(Your task):
Could you give this data again with every "text-line" switched to "text-row" and everything else left unchanged?

-- start of Data provided --

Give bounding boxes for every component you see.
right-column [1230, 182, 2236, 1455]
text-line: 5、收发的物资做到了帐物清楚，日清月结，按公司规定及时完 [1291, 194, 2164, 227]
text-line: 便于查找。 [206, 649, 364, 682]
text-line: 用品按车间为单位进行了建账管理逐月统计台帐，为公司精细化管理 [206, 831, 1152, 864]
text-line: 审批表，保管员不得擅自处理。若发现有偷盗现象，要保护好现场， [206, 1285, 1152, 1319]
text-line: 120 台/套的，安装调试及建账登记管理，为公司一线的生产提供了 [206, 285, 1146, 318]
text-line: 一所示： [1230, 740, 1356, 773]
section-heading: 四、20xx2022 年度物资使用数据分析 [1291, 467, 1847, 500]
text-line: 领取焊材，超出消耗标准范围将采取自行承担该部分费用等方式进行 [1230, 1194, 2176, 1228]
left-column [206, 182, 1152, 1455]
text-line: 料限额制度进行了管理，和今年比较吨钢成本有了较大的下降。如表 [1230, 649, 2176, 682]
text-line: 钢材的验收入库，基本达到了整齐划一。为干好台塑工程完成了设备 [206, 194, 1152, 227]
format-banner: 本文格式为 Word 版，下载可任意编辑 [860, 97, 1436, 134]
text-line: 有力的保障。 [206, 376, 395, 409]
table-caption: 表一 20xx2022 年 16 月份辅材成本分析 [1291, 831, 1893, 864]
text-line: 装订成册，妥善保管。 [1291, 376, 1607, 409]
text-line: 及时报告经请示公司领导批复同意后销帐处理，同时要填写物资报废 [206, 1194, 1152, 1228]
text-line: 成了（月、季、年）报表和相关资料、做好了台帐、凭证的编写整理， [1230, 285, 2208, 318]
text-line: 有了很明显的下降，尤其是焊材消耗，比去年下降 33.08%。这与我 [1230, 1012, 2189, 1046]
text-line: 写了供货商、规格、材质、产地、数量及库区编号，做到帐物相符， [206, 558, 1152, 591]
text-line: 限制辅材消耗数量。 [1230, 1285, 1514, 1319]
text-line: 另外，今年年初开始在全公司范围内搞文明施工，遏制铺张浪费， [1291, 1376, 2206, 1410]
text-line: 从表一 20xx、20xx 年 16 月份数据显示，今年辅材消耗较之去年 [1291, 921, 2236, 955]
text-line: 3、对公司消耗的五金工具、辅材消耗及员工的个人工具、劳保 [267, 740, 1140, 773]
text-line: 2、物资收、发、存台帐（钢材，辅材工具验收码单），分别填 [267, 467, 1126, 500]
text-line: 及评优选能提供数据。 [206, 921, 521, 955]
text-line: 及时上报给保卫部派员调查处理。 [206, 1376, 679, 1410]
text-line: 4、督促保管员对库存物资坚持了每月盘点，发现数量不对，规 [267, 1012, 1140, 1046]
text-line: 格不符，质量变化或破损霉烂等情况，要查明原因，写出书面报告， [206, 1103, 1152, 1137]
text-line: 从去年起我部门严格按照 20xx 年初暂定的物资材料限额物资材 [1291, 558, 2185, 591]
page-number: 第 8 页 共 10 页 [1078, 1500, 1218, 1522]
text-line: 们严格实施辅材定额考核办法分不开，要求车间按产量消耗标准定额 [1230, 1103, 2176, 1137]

-- end of Data provided --

(Expected output):
Give bounding boxes for every component you see.
right-column [1230, 182, 2236, 1455]
text-row: 5、收发的物资做到了帐物清楚，日清月结，按公司规定及时完 [1291, 194, 2164, 227]
text-row: 便于查找。 [206, 649, 364, 682]
text-row: 用品按车间为单位进行了建账管理逐月统计台帐，为公司精细化管理 [206, 831, 1152, 864]
text-row: 审批表，保管员不得擅自处理。若发现有偷盗现象，要保护好现场， [206, 1285, 1152, 1319]
text-row: 120 台/套的，安装调试及建账登记管理，为公司一线的生产提供了 [206, 285, 1146, 318]
text-row: 一所示： [1230, 740, 1356, 773]
section-heading: 四、20xx2022 年度物资使用数据分析 [1291, 467, 1847, 500]
text-row: 领取焊材，超出消耗标准范围将采取自行承担该部分费用等方式进行 [1230, 1194, 2176, 1228]
left-column [206, 182, 1152, 1455]
text-row: 料限额制度进行了管理，和今年比较吨钢成本有了较大的下降。如表 [1230, 649, 2176, 682]
text-row: 钢材的验收入库，基本达到了整齐划一。为干好台塑工程完成了设备 [206, 194, 1152, 227]
format-banner: 本文格式为 Word 版，下载可任意编辑 [860, 97, 1436, 134]
text-row: 有力的保障。 [206, 376, 395, 409]
table-caption: 表一 20xx2022 年 16 月份辅材成本分析 [1291, 831, 1893, 864]
text-row: 装订成册，妥善保管。 [1291, 376, 1607, 409]
text-row: 及时报告经请示公司领导批复同意后销帐处理，同时要填写物资报废 [206, 1194, 1152, 1228]
text-row: 成了（月、季、年）报表和相关资料、做好了台帐、凭证的编写整理， [1230, 285, 2208, 318]
text-row: 有了很明显的下降，尤其是焊材消耗，比去年下降 33.08%。这与我 [1230, 1012, 2189, 1046]
text-row: 写了供货商、规格、材质、产地、数量及库区编号，做到帐物相符， [206, 558, 1152, 591]
text-row: 限制辅材消耗数量。 [1230, 1285, 1514, 1319]
text-row: 另外，今年年初开始在全公司范围内搞文明施工，遏制铺张浪费， [1291, 1376, 2206, 1410]
text-row: 从表一 20xx、20xx 年 16 月份数据显示，今年辅材消耗较之去年 [1291, 921, 2236, 955]
text-row: 3、对公司消耗的五金工具、辅材消耗及员工的个人工具、劳保 [267, 740, 1140, 773]
text-row: 2、物资收、发、存台帐（钢材，辅材工具验收码单），分别填 [267, 467, 1126, 500]
text-row: 及评优选能提供数据。 [206, 921, 521, 955]
text-row: 及时上报给保卫部派员调查处理。 [206, 1376, 679, 1410]
text-row: 4、督促保管员对库存物资坚持了每月盘点，发现数量不对，规 [267, 1012, 1140, 1046]
text-row: 格不符，质量变化或破损霉烂等情况，要查明原因，写出书面报告， [206, 1103, 1152, 1137]
text-row: 从去年起我部门严格按照 20xx 年初暂定的物资材料限额物资材 [1291, 558, 2185, 591]
page-number: 第 8 页 共 10 页 [1078, 1500, 1218, 1522]
text-row: 们严格实施辅材定额考核办法分不开，要求车间按产量消耗标准定额 [1230, 1103, 2176, 1137]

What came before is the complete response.